--- START OF INPUT RECORDS ---

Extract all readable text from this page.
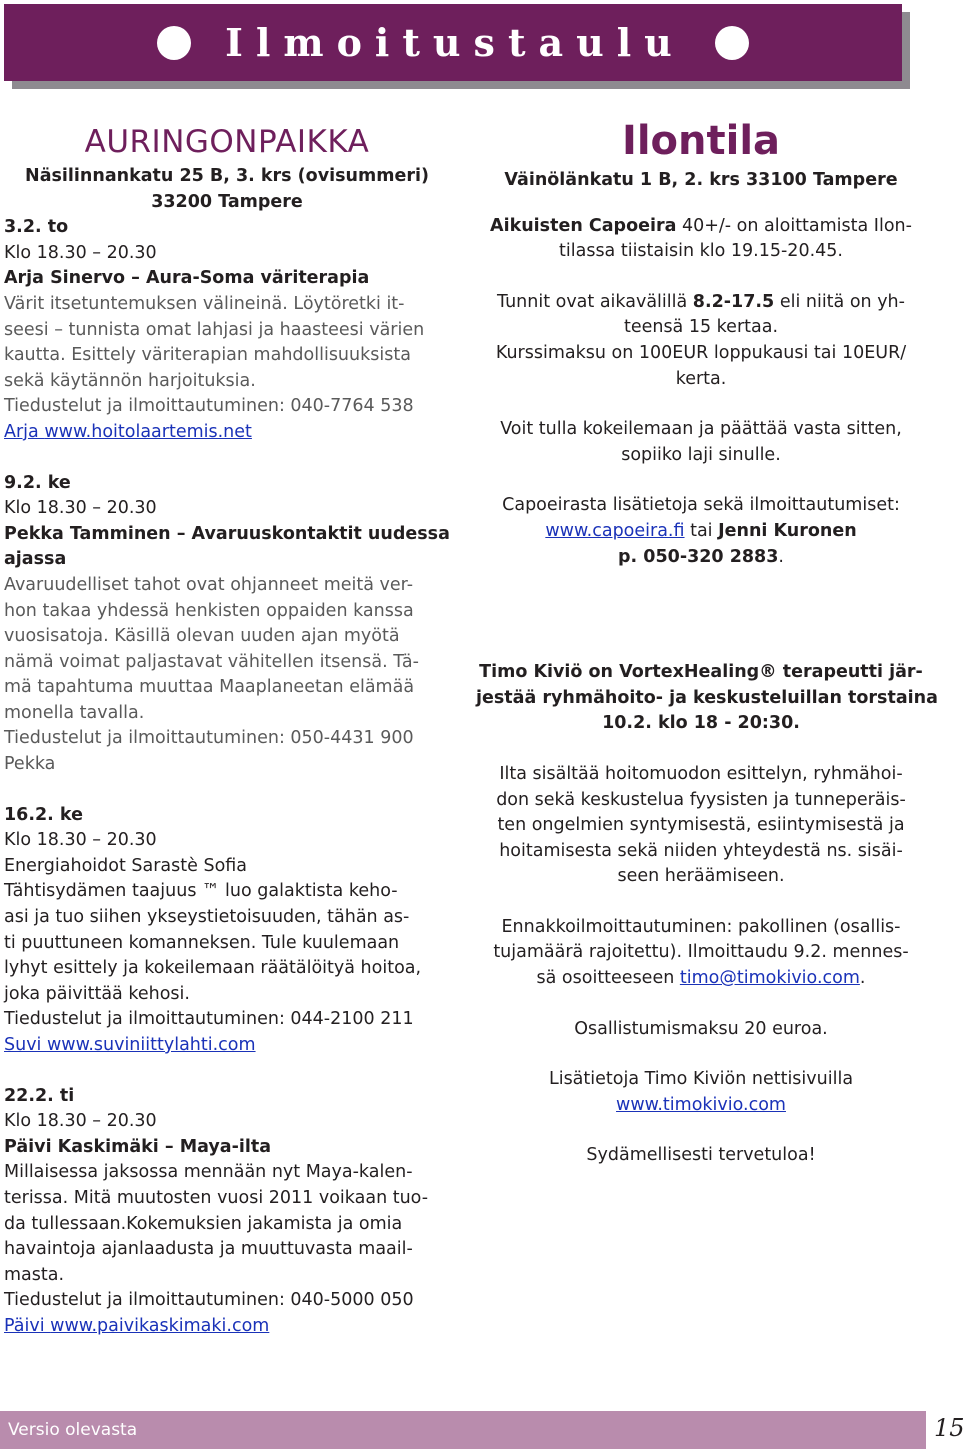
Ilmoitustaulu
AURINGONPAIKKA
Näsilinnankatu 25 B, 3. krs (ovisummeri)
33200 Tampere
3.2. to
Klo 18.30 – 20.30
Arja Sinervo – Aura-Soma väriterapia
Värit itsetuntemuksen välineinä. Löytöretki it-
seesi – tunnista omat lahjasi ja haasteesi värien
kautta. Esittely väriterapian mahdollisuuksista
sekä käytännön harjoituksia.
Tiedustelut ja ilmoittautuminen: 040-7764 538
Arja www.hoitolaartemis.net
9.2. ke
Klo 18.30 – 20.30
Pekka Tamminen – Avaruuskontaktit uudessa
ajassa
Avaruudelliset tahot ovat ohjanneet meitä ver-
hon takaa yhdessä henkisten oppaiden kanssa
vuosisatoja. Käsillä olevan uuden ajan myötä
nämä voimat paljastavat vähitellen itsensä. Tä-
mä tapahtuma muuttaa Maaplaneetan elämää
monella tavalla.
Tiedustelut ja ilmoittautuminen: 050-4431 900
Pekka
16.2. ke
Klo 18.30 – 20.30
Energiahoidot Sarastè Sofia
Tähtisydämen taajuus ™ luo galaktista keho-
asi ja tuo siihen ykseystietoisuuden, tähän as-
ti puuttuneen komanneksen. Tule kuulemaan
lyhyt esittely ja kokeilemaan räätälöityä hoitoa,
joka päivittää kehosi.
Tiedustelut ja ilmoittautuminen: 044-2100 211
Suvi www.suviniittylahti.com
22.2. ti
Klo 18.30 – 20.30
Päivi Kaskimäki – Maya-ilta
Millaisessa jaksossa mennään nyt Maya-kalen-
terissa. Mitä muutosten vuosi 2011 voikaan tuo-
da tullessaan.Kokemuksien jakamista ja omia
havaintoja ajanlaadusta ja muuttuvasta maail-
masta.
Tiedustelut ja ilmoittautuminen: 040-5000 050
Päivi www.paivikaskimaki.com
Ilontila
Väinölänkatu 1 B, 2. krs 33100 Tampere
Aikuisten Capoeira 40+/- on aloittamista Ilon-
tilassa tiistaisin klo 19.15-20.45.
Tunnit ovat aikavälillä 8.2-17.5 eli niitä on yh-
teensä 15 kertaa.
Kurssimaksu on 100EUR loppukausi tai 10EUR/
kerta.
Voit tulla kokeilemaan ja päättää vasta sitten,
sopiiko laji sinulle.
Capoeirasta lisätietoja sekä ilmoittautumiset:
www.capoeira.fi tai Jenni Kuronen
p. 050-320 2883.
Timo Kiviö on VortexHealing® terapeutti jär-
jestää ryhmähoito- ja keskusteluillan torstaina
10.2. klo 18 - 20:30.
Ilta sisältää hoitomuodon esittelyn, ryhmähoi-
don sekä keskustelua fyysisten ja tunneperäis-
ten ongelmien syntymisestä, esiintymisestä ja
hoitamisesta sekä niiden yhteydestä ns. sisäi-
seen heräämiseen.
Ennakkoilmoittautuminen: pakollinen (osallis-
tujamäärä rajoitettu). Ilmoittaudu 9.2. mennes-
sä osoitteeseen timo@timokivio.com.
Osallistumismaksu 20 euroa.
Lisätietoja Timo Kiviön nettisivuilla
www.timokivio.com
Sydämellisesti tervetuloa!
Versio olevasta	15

--- END OF INPUT RECORDS ---

▶ _STATED PROBLEM_
Looking at the data above, how many lines hold the word "Tiedustelut"? Respond with the number alone.

▶ _TASK SOLUTION_
4